**WRITTEN EXERCISE:**
Which lines hold the word "VIỆT"? Show each of them.

**Stored records:**
================

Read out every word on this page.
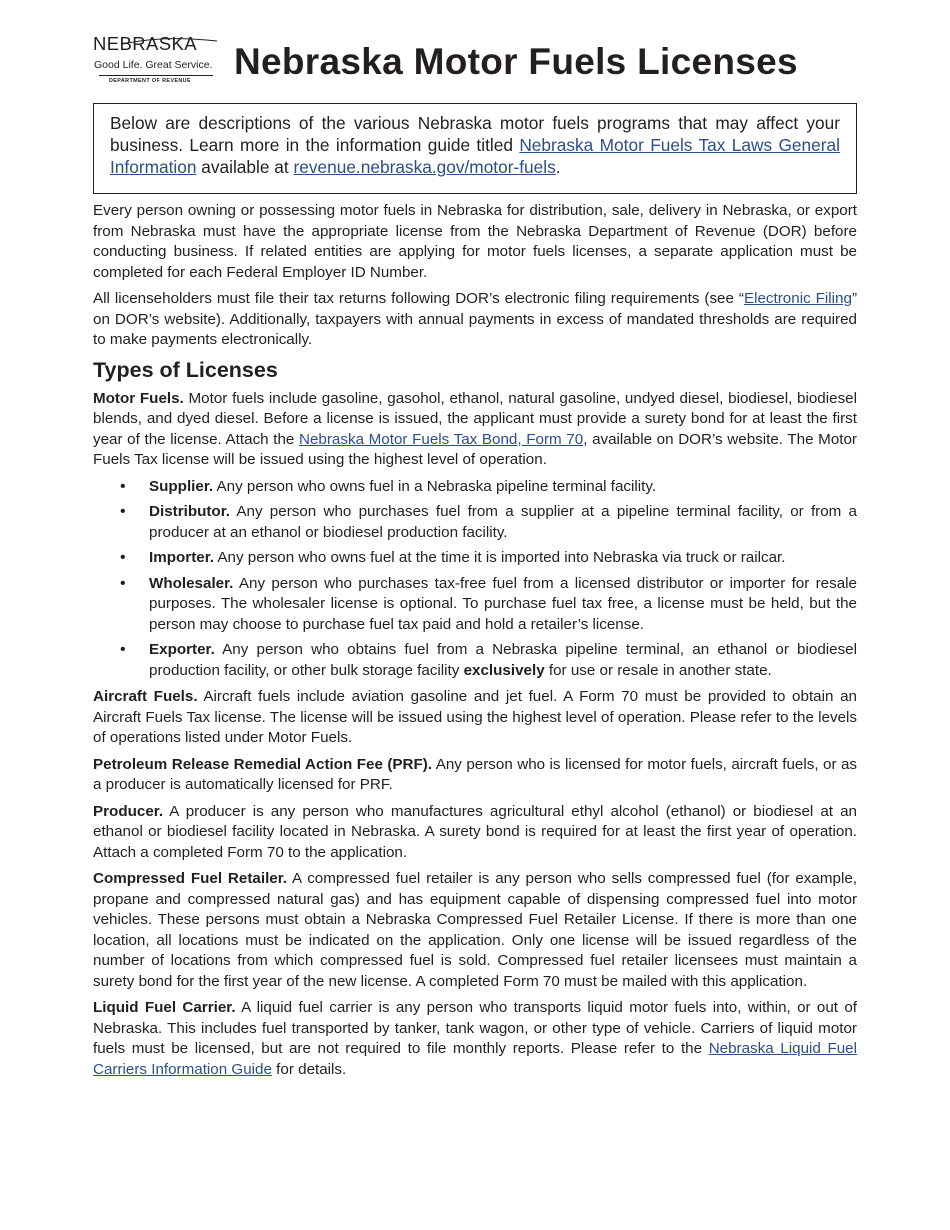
NEBRASKA
Good Life. Great Service.
DEPARTMENT OF REVENUE Nebraska Motor Fuels Licenses

Below are descriptions of the various Nebraska motor fuels programs that may affect your business. Learn more in the information guide titled Nebraska Motor Fuels Tax Laws General Information available at revenue.nebraska.gov/motor-fuels.

Every person owning or possessing motor fuels in Nebraska for distribution, sale, delivery in Nebraska, or export from Nebraska must have the appropriate license from the Nebraska Department of Revenue (DOR) before conducting business. If related entities are applying for motor fuels licenses, a separate application must be completed for each Federal Employer ID Number.

All licenseholders must file their tax returns following DOR’s electronic filing requirements (see “Electronic Filing” on DOR’s website). Additionally, taxpayers with annual payments in excess of mandated thresholds are required to make payments electronically.

Types of Licenses

Motor Fuels. Motor fuels include gasoline, gasohol, ethanol, natural gasoline, undyed diesel, biodiesel, biodiesel blends, and dyed diesel. Before a license is issued, the applicant must provide a surety bond for at least the first year of the license. Attach the Nebraska Motor Fuels Tax Bond, Form 70, available on DOR’s website. The Motor Fuels Tax license will be issued using the highest level of operation.

• Supplier. Any person who owns fuel in a Nebraska pipeline terminal facility.
• Distributor. Any person who purchases fuel from a supplier at a pipeline terminal facility, or from a producer at an ethanol or biodiesel production facility.
• Importer. Any person who owns fuel at the time it is imported into Nebraska via truck or railcar.
• Wholesaler. Any person who purchases tax-free fuel from a licensed distributor or importer for resale purposes. The wholesaler license is optional. To purchase fuel tax free, a license must be held, but the person may choose to purchase fuel tax paid and hold a retailer’s license.
• Exporter. Any person who obtains fuel from a Nebraska pipeline terminal, an ethanol or biodiesel production facility, or other bulk storage facility exclusively for use or resale in another state.

Aircraft Fuels. Aircraft fuels include aviation gasoline and jet fuel. A Form 70 must be provided to obtain an Aircraft Fuels Tax license. The license will be issued using the highest level of operation. Please refer to the levels of operations listed under Motor Fuels.

Petroleum Release Remedial Action Fee (PRF). Any person who is licensed for motor fuels, aircraft fuels, or as a producer is automatically licensed for PRF.

Producer. A producer is any person who manufactures agricultural ethyl alcohol (ethanol) or biodiesel at an ethanol or biodiesel facility located in Nebraska. A surety bond is required for at least the first year of operation. Attach a completed Form 70 to the application.

Compressed Fuel Retailer. A compressed fuel retailer is any person who sells compressed fuel (for example, propane and compressed natural gas) and has equipment capable of dispensing compressed fuel into motor vehicles. These persons must obtain a Nebraska Compressed Fuel Retailer License. If there is more than one location, all locations must be indicated on the application. Only one license will be issued regardless of the number of locations from which compressed fuel is sold. Compressed fuel retailer licensees must maintain a surety bond for the first year of the new license. A completed Form 70 must be mailed with this application.

Liquid Fuel Carrier. A liquid fuel carrier is any person who transports liquid motor fuels into, within, or out of Nebraska. This includes fuel transported by tanker, tank wagon, or other type of vehicle. Carriers of liquid motor fuels must be licensed, but are not required to file monthly reports. Please refer to the Nebraska Liquid Fuel Carriers Information Guide for details.
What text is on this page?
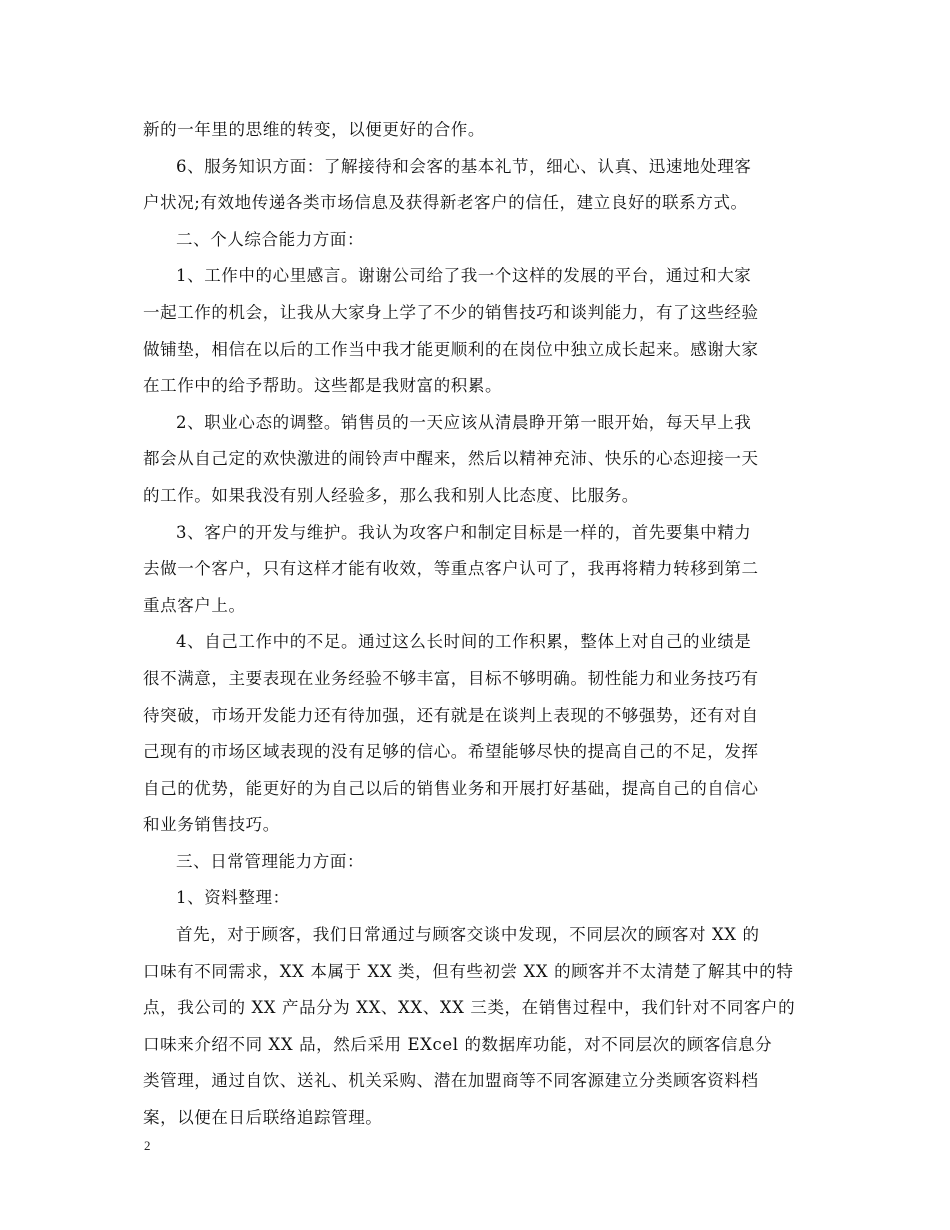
新的一年里的思维的转变，以便更好的合作。
6、服务知识方面：了解接待和会客的基本礼节，细心、认真、迅速地处理客
户状况;有效地传递各类市场信息及获得新老客户的信任，建立良好的联系方式。
二、个人综合能力方面：
1、工作中的心里感言。谢谢公司给了我一个这样的发展的平台，通过和大家
一起工作的机会，让我从大家身上学了不少的销售技巧和谈判能力，有了这些经验
做铺垫，相信在以后的工作当中我才能更顺利的在岗位中独立成长起来。感谢大家
在工作中的给予帮助。这些都是我财富的积累。
2、职业心态的调整。销售员的一天应该从清晨睁开第一眼开始，每天早上我
都会从自己定的欢快激进的闹铃声中醒来，然后以精神充沛、快乐的心态迎接一天
的工作。如果我没有别人经验多，那么我和别人比态度、比服务。
3、客户的开发与维护。我认为攻客户和制定目标是一样的，首先要集中精力
去做一个客户，只有这样才能有收效，等重点客户认可了，我再将精力转移到第二
重点客户上。
4、自己工作中的不足。通过这么长时间的工作积累，整体上对自己的业绩是
很不满意，主要表现在业务经验不够丰富，目标不够明确。韧性能力和业务技巧有
待突破，市场开发能力还有待加强，还有就是在谈判上表现的不够强势，还有对自
己现有的市场区域表现的没有足够的信心。希望能够尽快的提高自己的不足，发挥
自己的优势，能更好的为自己以后的销售业务和开展打好基础，提高自己的自信心
和业务销售技巧。
三、日常管理能力方面：
1、资料整理：
首先，对于顾客，我们日常通过与顾客交谈中发现，不同层次的顾客对 XX 的
口味有不同需求，XX 本属于 XX 类，但有些初尝 XX 的顾客并不太清楚了解其中的特
点，我公司的 XX 产品分为 XX、XX、XX 三类，在销售过程中，我们针对不同客户的
口味来介绍不同 XX 品，然后采用 EXcel 的数据库功能，对不同层次的顾客信息分
类管理，通过自饮、送礼、机关采购、潜在加盟商等不同客源建立分类顾客资料档
案，以便在日后联络追踪管理。

2
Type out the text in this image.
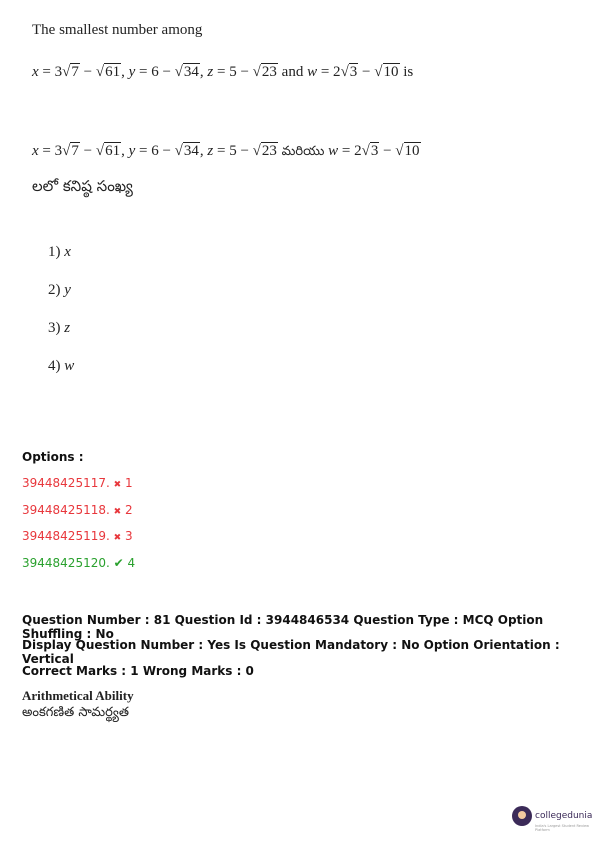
The smallest number among
x = 3√7 − √61, y = 6 − √34, z = 5 − √23 and w = 2√3 − √10 is
x = 3√7 − √61, y = 6 − √34, z = 5 − √23 మరియు w = 2√3 − √10
లలో కనిష్ఠ సంఖ్య
1) x
2) y
3) z
4) w
Options :
39448425117. ✖ 1
39448425118. ✖ 2
39448425119. ✖ 3
39448425120. ✔ 4
Question Number : 81 Question Id : 3944846534 Question Type : MCQ Option Shuffling : No
Display Question Number : Yes Is Question Mandatory : No Option Orientation : Vertical
Correct Marks : 1 Wrong Marks : 0
Arithmetical Ability
అంకగణిత సామర్థ్యత
collegedunia
India's Largest Student Review Platform
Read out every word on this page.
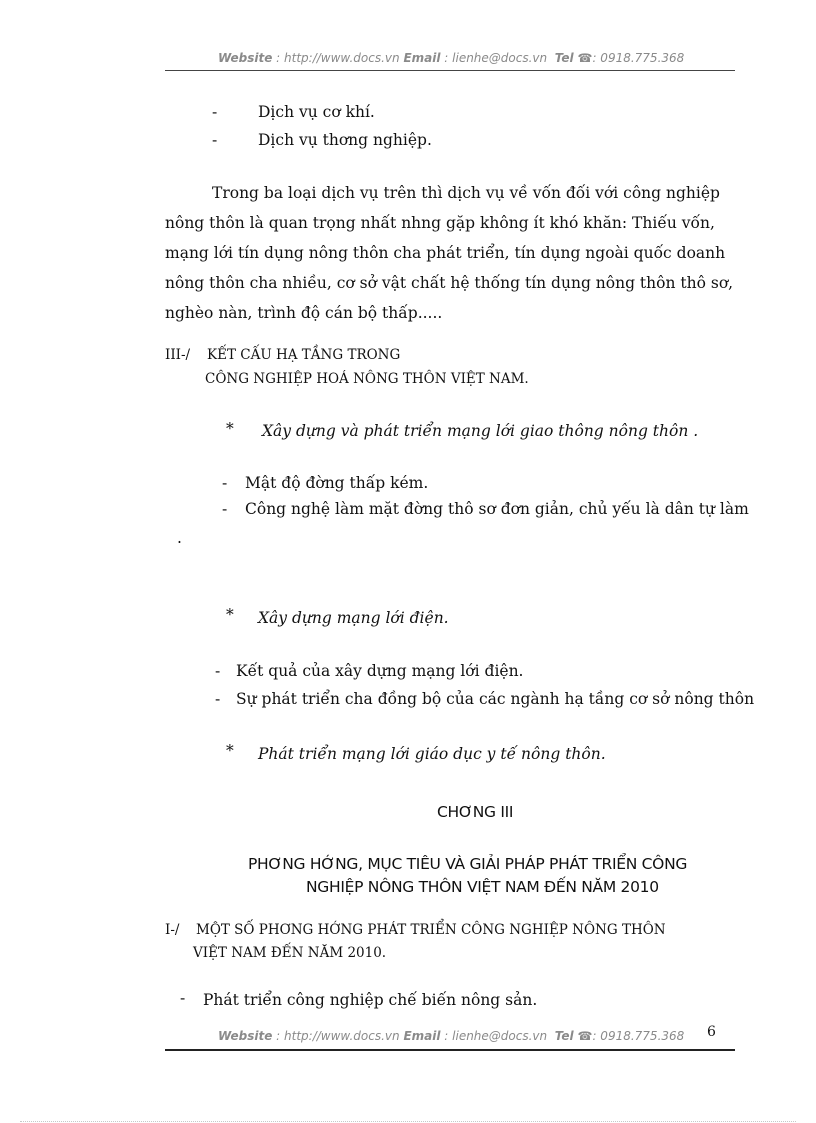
Website : http://www.docs.vn Email : lienhe@docs.vn Tel ☎: 0918.775.368
-	Dịch vụ cơ khí.
-	Dịch vụ thơng nghiệp.
Trong ba loại dịch vụ trên thì dịch vụ về vốn đối với công nghiệp
nông thôn là quan trọng nhất nhng gặp không ít khó khăn: Thiếu vốn,
mạng lới tín dụng nông thôn cha phát triển, tín dụng ngoài quốc doanh
nông thôn cha nhiều, cơ sở vật chất hệ thống tín dụng nông thôn thô sơ,
nghèo nàn, trình độ cán bộ thấp.....
III-/ KẾT CẤU HẠ TẦNG TRONG
CÔNG NGHIỆP HOÁ NÔNG THÔN VIỆT NAM.
* Xây dựng và phát triển mạng lới giao thông nông thôn .
- Mật độ đờng thấp kém.
- Công nghệ làm mặt đờng thô sơ đơn giản, chủ yếu là dân tự làm
.
* Xây dựng mạng lới điện.
- Kết quả của xây dựng mạng lới điện.
- Sự phát triển cha đồng bộ của các ngành hạ tầng cơ sở nông thôn
* Phát triển mạng lới giáo dục y tế nông thôn.
CHƠNG III
PHƠNG HỚNG, MỤC TIÊU VÀ GIẢI PHÁP PHÁT TRIỂN CÔNG
NGHIỆP NÔNG THÔN VIỆT NAM ĐẾN NĂM 2010
I-/ MỘT SỐ PHƠNG HỚNG PHÁT TRIỂN CÔNG NGHIỆP NÔNG THÔN
VIỆT NAM ĐẾN NĂM 2010.
- Phát triển công nghiệp chế biến nông sản.
Website : http://www.docs.vn Email : lienhe@docs.vn Tel ☎: 0918.775.368 6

================

**SOLUTION TO THIS EXERCISE:**
CÔNG NGHIỆP HOÁ NÔNG THÔN VIỆT NAM.
NGHIỆP NÔNG THÔN VIỆT NAM ĐẾN NĂM 2010
VIỆT NAM ĐẾN NĂM 2010.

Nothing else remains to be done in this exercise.